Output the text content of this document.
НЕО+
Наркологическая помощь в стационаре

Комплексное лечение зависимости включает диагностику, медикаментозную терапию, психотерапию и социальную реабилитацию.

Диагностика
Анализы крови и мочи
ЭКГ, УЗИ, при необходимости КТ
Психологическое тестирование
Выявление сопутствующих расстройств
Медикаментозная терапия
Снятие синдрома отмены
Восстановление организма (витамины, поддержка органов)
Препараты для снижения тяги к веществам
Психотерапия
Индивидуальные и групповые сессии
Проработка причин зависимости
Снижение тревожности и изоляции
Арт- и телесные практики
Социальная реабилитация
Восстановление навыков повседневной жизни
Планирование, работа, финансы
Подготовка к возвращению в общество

··········

## Task requirements
Write out the full set of records exactly as given.

## Exercise solution
Output the text content of this document.
НЕО+
Наркологическая помощь в стационаре

Комплексное лечение зависимости включает диагностику, медикаментозную терапию, психотерапию и социальную реабилитацию.

Диагностика
Анализы крови и мочи
ЭКГ, УЗИ, при необходимости КТ
Психологическое тестирование
Выявление сопутствующих расстройств
Медикаментозная терапия
Снятие синдрома отмены
Восстановление организма (витамины, поддержка органов)
Препараты для снижения тяги к веществам
Психотерапия
Индивидуальные и групповые сессии
Проработка причин зависимости
Снижение тревожности и изоляции
Арт- и телесные практики
Социальная реабилитация
Восстановление навыков повседневной жизни
Планирование, работа, финансы
Подготовка к возвращению в общество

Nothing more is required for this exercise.